** begin **

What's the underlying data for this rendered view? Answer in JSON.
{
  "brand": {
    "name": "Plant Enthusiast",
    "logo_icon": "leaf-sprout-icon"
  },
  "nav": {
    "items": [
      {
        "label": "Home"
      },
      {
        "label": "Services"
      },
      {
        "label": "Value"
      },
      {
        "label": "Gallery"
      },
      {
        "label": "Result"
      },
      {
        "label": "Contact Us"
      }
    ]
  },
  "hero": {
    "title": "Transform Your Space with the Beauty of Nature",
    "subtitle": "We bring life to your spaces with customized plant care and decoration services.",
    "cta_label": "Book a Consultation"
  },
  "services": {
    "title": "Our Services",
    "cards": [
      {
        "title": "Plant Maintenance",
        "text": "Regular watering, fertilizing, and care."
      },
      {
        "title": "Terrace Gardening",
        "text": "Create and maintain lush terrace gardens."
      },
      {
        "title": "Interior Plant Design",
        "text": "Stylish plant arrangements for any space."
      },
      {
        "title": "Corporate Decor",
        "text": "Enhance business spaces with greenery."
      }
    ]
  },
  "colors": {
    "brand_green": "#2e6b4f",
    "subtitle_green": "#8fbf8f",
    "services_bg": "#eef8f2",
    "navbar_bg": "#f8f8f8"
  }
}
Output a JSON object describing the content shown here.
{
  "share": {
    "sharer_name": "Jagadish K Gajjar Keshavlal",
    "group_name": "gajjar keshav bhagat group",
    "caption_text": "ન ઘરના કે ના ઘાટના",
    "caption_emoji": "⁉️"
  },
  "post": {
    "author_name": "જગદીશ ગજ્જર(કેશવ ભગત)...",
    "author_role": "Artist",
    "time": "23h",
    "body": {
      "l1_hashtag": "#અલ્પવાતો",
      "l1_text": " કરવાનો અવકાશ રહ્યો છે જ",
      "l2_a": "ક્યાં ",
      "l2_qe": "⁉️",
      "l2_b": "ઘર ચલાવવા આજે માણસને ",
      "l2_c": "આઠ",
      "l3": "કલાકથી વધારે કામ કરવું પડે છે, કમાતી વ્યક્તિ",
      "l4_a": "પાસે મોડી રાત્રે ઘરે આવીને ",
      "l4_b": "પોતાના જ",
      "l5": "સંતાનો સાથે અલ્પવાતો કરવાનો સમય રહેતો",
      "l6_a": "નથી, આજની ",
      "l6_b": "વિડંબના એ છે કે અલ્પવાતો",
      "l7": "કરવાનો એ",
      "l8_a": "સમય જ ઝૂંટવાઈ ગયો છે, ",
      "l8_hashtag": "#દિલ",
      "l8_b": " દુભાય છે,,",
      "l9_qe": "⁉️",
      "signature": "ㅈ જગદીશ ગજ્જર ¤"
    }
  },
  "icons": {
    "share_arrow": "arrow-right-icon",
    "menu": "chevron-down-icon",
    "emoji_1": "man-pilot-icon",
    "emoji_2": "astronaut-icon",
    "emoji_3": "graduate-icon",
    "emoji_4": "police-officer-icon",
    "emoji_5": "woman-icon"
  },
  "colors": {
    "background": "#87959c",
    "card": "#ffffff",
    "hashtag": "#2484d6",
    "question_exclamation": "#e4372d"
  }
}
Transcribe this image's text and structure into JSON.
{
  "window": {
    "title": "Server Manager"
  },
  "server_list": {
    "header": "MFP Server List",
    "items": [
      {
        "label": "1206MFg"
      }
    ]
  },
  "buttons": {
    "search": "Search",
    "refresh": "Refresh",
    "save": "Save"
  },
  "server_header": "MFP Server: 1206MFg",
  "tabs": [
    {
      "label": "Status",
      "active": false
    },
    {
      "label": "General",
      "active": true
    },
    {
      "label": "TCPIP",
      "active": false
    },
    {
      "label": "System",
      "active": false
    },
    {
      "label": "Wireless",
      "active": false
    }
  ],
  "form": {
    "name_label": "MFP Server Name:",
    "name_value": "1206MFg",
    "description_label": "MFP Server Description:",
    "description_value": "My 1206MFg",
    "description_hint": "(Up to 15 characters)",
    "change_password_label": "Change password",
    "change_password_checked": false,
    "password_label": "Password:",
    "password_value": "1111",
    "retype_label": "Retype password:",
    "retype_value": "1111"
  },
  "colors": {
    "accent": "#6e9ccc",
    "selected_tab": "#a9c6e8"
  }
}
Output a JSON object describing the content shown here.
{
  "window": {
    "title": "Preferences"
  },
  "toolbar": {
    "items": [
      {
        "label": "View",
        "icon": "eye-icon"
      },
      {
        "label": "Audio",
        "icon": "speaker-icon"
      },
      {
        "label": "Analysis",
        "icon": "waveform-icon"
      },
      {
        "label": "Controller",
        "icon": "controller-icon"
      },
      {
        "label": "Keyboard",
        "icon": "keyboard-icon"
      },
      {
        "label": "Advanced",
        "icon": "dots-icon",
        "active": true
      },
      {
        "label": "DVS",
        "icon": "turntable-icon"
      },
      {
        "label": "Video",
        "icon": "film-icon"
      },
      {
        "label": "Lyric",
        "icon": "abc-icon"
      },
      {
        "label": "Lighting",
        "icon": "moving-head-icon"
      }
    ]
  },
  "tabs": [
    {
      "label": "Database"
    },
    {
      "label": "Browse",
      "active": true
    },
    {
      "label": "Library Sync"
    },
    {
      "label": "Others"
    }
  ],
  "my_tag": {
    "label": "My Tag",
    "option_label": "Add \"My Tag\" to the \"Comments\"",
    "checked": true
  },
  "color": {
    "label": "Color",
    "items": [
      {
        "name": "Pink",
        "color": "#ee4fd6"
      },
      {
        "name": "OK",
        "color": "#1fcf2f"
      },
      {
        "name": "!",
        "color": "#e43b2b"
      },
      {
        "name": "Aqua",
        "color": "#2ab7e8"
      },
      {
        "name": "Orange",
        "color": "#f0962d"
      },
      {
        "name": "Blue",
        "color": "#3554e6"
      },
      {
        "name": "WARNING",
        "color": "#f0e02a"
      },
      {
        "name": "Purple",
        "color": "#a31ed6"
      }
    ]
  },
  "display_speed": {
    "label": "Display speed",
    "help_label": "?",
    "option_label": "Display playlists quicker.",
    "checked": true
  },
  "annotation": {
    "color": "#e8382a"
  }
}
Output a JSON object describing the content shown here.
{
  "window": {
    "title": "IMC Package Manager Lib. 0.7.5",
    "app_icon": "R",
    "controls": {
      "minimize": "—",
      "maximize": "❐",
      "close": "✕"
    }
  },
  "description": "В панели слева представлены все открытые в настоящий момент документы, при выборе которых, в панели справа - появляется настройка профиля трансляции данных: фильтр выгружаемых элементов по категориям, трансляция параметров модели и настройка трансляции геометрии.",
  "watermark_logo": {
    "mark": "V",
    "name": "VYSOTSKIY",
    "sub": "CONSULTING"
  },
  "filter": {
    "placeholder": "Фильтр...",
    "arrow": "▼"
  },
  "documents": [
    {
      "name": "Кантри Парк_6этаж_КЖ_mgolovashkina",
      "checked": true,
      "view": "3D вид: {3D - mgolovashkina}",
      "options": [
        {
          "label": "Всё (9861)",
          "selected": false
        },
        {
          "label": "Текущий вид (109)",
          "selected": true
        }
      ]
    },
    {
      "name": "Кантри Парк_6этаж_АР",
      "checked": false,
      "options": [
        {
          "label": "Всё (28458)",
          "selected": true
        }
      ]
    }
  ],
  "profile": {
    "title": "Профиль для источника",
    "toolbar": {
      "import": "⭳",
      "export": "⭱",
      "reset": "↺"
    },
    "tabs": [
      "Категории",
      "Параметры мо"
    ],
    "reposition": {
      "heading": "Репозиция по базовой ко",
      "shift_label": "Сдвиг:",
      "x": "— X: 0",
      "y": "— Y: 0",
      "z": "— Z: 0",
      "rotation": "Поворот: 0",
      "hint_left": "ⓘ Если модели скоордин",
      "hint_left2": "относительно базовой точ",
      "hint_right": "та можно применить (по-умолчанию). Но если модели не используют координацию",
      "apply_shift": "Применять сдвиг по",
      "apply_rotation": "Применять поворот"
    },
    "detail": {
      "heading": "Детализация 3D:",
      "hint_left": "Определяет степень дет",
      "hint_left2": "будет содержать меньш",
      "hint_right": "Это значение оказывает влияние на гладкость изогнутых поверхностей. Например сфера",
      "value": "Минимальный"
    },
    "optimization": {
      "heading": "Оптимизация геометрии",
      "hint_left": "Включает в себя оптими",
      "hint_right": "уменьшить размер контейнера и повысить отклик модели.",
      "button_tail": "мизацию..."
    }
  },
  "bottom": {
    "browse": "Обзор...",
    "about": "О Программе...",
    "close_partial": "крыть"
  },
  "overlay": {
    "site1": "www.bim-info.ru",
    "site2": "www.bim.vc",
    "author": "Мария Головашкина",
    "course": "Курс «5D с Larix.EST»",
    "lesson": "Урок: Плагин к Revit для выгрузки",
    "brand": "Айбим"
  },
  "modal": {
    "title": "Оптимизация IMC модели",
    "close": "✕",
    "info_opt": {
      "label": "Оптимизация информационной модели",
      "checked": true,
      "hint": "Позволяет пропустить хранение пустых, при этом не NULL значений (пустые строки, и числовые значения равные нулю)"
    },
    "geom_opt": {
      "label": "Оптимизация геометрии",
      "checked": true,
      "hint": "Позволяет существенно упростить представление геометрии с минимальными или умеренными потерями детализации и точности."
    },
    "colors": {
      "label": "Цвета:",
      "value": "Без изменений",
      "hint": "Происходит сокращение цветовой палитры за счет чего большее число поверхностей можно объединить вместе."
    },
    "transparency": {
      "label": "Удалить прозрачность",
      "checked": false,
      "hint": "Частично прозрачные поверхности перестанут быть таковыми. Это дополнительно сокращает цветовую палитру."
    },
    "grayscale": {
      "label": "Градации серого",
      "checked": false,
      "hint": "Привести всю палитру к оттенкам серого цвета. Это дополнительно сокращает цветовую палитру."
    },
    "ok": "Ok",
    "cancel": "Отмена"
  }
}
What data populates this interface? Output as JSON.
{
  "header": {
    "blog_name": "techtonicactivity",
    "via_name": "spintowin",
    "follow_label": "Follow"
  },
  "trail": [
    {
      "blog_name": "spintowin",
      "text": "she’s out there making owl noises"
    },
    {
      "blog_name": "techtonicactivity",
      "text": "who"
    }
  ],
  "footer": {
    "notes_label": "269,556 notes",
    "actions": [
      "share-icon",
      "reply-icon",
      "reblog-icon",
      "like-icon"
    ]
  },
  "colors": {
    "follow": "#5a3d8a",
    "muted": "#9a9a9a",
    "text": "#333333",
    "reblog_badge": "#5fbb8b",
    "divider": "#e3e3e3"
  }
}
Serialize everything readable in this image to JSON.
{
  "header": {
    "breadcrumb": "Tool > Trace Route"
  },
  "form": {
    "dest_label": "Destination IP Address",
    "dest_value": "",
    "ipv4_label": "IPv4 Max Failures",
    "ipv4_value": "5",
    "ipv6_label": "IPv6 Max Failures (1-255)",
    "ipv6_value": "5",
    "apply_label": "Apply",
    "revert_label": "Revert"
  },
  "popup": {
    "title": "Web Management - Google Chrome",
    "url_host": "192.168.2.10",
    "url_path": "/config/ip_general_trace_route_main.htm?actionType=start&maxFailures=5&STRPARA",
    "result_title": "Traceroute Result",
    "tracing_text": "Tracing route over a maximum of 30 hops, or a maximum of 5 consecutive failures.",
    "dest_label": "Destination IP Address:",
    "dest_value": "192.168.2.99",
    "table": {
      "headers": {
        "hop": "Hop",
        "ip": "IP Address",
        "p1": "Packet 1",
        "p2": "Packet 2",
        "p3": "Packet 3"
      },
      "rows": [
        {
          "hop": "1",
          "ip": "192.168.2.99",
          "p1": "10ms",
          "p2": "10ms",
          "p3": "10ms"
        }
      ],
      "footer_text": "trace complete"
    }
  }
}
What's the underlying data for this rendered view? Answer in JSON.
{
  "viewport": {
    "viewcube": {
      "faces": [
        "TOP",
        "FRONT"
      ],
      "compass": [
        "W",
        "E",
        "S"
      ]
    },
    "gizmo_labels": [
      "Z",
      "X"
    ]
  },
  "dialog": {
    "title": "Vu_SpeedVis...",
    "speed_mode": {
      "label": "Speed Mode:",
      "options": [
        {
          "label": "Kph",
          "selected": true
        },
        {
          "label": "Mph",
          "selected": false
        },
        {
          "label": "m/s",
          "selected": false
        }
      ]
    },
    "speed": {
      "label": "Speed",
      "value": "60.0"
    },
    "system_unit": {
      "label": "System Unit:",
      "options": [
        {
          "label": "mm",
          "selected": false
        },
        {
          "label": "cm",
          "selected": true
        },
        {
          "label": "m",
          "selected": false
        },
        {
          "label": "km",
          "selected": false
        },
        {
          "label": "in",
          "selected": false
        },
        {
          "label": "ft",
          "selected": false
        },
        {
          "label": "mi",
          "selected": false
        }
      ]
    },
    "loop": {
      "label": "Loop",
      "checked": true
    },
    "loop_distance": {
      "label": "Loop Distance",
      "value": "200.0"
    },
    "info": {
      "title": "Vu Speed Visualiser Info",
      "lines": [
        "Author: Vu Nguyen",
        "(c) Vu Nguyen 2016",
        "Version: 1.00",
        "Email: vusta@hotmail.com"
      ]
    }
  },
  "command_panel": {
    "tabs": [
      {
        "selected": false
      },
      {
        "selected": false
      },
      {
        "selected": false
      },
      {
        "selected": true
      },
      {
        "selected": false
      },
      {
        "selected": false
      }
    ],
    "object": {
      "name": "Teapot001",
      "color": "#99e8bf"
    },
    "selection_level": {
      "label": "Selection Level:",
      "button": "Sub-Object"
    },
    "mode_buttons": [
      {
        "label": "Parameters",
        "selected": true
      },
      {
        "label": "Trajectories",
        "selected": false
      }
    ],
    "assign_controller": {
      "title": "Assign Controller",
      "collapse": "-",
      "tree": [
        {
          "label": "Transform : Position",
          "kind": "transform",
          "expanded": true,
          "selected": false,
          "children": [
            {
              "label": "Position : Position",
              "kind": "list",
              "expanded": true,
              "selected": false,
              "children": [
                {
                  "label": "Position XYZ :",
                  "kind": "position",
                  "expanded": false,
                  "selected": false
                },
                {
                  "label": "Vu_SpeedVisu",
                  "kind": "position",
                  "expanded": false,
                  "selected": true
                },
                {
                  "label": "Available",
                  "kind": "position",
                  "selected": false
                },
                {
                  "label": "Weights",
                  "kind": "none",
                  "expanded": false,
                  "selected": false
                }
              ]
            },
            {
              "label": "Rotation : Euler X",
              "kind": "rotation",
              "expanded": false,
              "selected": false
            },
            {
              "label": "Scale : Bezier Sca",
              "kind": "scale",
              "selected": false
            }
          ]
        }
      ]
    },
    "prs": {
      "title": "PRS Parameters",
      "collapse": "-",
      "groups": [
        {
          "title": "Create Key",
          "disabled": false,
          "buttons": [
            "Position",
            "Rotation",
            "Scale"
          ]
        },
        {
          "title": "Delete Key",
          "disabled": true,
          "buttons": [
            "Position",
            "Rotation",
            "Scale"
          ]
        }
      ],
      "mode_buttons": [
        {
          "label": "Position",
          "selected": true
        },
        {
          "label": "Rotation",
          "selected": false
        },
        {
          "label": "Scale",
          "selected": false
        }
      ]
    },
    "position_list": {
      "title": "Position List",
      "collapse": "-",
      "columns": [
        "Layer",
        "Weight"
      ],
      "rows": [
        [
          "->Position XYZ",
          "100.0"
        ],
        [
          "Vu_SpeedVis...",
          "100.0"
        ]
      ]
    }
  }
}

** end **

What needs to be done –
Extract all lines of the records above that include "spaces".

Task output –
    "subtitle": "We bring life to your spaces with customized plant care and decoration services.",
        "text": "Enhance business spaces with greenery."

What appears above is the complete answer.